Records to use:
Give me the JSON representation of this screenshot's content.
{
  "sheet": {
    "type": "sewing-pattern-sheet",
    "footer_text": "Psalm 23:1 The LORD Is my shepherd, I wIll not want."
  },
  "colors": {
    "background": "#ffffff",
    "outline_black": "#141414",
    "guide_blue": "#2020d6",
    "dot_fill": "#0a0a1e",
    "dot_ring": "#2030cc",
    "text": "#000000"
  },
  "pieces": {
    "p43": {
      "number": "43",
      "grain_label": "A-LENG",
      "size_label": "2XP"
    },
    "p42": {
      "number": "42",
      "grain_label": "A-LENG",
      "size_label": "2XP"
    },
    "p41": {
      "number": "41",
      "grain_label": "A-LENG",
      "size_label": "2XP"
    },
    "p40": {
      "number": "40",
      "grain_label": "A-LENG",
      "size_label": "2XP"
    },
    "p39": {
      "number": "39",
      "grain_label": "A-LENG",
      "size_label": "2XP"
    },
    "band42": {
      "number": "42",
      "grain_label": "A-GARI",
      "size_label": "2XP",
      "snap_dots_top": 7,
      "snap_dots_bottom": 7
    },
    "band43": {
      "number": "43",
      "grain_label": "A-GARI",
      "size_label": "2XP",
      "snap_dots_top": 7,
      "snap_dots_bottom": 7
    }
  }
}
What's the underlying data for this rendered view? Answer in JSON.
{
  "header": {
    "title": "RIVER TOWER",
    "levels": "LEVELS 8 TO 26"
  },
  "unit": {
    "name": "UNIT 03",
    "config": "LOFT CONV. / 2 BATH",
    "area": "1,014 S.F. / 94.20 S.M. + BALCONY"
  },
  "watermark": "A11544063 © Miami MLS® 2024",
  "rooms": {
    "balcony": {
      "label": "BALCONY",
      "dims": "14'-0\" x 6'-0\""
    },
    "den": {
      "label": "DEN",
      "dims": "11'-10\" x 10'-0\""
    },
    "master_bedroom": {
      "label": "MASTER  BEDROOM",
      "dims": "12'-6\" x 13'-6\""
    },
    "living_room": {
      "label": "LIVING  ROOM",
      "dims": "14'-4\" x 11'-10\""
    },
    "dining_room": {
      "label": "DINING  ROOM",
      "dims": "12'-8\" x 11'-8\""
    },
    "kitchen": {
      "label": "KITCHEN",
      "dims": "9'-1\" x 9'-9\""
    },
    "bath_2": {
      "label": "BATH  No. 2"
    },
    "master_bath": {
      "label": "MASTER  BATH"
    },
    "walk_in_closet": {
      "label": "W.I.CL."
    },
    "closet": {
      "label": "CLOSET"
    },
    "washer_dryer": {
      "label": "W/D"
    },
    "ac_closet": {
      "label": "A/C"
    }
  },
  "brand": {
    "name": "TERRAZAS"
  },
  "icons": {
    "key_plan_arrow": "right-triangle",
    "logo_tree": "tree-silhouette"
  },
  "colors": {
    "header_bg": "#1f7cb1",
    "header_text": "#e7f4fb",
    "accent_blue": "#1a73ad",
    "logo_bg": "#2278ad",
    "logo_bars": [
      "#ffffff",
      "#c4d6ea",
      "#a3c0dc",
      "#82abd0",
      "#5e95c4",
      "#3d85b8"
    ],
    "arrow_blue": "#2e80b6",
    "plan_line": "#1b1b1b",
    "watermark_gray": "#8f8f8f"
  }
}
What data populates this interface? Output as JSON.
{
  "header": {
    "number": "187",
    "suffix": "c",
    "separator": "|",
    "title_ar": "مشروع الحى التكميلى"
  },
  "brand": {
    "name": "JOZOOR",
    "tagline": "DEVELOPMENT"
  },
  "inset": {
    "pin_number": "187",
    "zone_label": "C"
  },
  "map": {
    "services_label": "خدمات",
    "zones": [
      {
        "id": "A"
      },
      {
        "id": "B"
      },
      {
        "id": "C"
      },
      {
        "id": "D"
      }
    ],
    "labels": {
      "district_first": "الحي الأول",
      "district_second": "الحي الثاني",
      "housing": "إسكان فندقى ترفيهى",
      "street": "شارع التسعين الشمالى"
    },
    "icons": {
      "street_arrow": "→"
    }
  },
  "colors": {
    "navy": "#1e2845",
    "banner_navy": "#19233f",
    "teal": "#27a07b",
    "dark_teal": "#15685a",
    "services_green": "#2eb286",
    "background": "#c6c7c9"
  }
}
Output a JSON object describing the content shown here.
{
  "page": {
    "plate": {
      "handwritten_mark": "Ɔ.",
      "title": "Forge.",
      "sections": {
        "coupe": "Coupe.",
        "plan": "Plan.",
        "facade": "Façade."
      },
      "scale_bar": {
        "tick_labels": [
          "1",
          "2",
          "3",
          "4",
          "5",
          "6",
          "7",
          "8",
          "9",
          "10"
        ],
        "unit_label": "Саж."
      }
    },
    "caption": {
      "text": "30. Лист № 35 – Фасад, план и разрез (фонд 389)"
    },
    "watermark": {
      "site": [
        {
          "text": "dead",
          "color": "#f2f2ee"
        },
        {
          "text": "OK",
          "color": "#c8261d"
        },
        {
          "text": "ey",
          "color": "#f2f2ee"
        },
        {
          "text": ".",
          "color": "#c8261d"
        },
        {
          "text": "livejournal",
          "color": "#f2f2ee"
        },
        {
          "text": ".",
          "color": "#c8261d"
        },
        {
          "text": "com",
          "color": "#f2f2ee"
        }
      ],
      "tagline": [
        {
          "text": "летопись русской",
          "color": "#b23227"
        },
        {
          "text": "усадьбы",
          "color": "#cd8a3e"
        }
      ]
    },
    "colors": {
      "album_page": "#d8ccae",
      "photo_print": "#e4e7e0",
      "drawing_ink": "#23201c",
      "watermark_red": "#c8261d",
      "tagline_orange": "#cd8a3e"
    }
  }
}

Problem: Repeat the entries above exactly, leaving nothing out.

Output:
Give me the JSON representation of this screenshot's content.
{
  "sheet": {
    "type": "sewing-pattern-sheet",
    "footer_text": "Psalm 23:1 The LORD Is my shepherd, I wIll not want."
  },
  "colors": {
    "background": "#ffffff",
    "outline_black": "#141414",
    "guide_blue": "#2020d6",
    "dot_fill": "#0a0a1e",
    "dot_ring": "#2030cc",
    "text": "#000000"
  },
  "pieces": {
    "p43": {
      "number": "43",
      "grain_label": "A-LENG",
      "size_label": "2XP"
    },
    "p42": {
      "number": "42",
      "grain_label": "A-LENG",
      "size_label": "2XP"
    },
    "p41": {
      "number": "41",
      "grain_label": "A-LENG",
      "size_label": "2XP"
    },
    "p40": {
      "number": "40",
      "grain_label": "A-LENG",
      "size_label": "2XP"
    },
    "p39": {
      "number": "39",
      "grain_label": "A-LENG",
      "size_label": "2XP"
    },
    "band42": {
      "number": "42",
      "grain_label": "A-GARI",
      "size_label": "2XP",
      "snap_dots_top": 7,
      "snap_dots_bottom": 7
    },
    "band43": {
      "number": "43",
      "grain_label": "A-GARI",
      "size_label": "2XP",
      "snap_dots_top": 7,
      "snap_dots_bottom": 7
    }
  }
}
What's the underlying data for this rendered view? Answer in JSON.
{
  "header": {
    "title": "RIVER TOWER",
    "levels": "LEVELS 8 TO 26"
  },
  "unit": {
    "name": "UNIT 03",
    "config": "LOFT CONV. / 2 BATH",
    "area": "1,014 S.F. / 94.20 S.M. + BALCONY"
  },
  "watermark": "A11544063 © Miami MLS® 2024",
  "rooms": {
    "balcony": {
      "label": "BALCONY",
      "dims": "14'-0\" x 6'-0\""
    },
    "den": {
      "label": "DEN",
      "dims": "11'-10\" x 10'-0\""
    },
    "master_bedroom": {
      "label": "MASTER  BEDROOM",
      "dims": "12'-6\" x 13'-6\""
    },
    "living_room": {
      "label": "LIVING  ROOM",
      "dims": "14'-4\" x 11'-10\""
    },
    "dining_room": {
      "label": "DINING  ROOM",
      "dims": "12'-8\" x 11'-8\""
    },
    "kitchen": {
      "label": "KITCHEN",
      "dims": "9'-1\" x 9'-9\""
    },
    "bath_2": {
      "label": "BATH  No. 2"
    },
    "master_bath": {
      "label": "MASTER  BATH"
    },
    "walk_in_closet": {
      "label": "W.I.CL."
    },
    "closet": {
      "label": "CLOSET"
    },
    "washer_dryer": {
      "label": "W/D"
    },
    "ac_closet": {
      "label": "A/C"
    }
  },
  "brand": {
    "name": "TERRAZAS"
  },
  "icons": {
    "key_plan_arrow": "right-triangle",
    "logo_tree": "tree-silhouette"
  },
  "colors": {
    "header_bg": "#1f7cb1",
    "header_text": "#e7f4fb",
    "accent_blue": "#1a73ad",
    "logo_bg": "#2278ad",
    "logo_bars": [
      "#ffffff",
      "#c4d6ea",
      "#a3c0dc",
      "#82abd0",
      "#5e95c4",
      "#3d85b8"
    ],
    "arrow_blue": "#2e80b6",
    "plan_line": "#1b1b1b",
    "watermark_gray": "#8f8f8f"
  }
}
What data populates this interface? Output as JSON.
{
  "header": {
    "number": "187",
    "suffix": "c",
    "separator": "|",
    "title_ar": "مشروع الحى التكميلى"
  },
  "brand": {
    "name": "JOZOOR",
    "tagline": "DEVELOPMENT"
  },
  "inset": {
    "pin_number": "187",
    "zone_label": "C"
  },
  "map": {
    "services_label": "خدمات",
    "zones": [
      {
        "id": "A"
      },
      {
        "id": "B"
      },
      {
        "id": "C"
      },
      {
        "id": "D"
      }
    ],
    "labels": {
      "district_first": "الحي الأول",
      "district_second": "الحي الثاني",
      "housing": "إسكان فندقى ترفيهى",
      "street": "شارع التسعين الشمالى"
    },
    "icons": {
      "street_arrow": "→"
    }
  },
  "colors": {
    "navy": "#1e2845",
    "banner_navy": "#19233f",
    "teal": "#27a07b",
    "dark_teal": "#15685a",
    "services_green": "#2eb286",
    "background": "#c6c7c9"
  }
}
Output a JSON object describing the content shown here.
{
  "page": {
    "plate": {
      "handwritten_mark": "Ɔ.",
      "title": "Forge.",
      "sections": {
        "coupe": "Coupe.",
        "plan": "Plan.",
        "facade": "Façade."
      },
      "scale_bar": {
        "tick_labels": [
          "1",
          "2",
          "3",
          "4",
          "5",
          "6",
          "7",
          "8",
          "9",
          "10"
        ],
        "unit_label": "Саж."
      }
    },
    "caption": {
      "text": "30. Лист № 35 – Фасад, план и разрез (фонд 389)"
    },
    "watermark": {
      "site": [
        {
          "text": "dead",
          "color": "#f2f2ee"
        },
        {
          "text": "OK",
          "color": "#c8261d"
        },
        {
          "text": "ey",
          "color": "#f2f2ee"
        },
        {
          "text": ".",
          "color": "#c8261d"
        },
        {
          "text": "livejournal",
          "color": "#f2f2ee"
        },
        {
          "text": ".",
          "color": "#c8261d"
        },
        {
          "text": "com",
          "color": "#f2f2ee"
        }
      ],
      "tagline": [
        {
          "text": "летопись русской",
          "color": "#b23227"
        },
        {
          "text": "усадьбы",
          "color": "#cd8a3e"
        }
      ]
    },
    "colors": {
      "album_page": "#d8ccae",
      "photo_print": "#e4e7e0",
      "drawing_ink": "#23201c",
      "watermark_red": "#c8261d",
      "tagline_orange": "#cd8a3e"
    }
  }
}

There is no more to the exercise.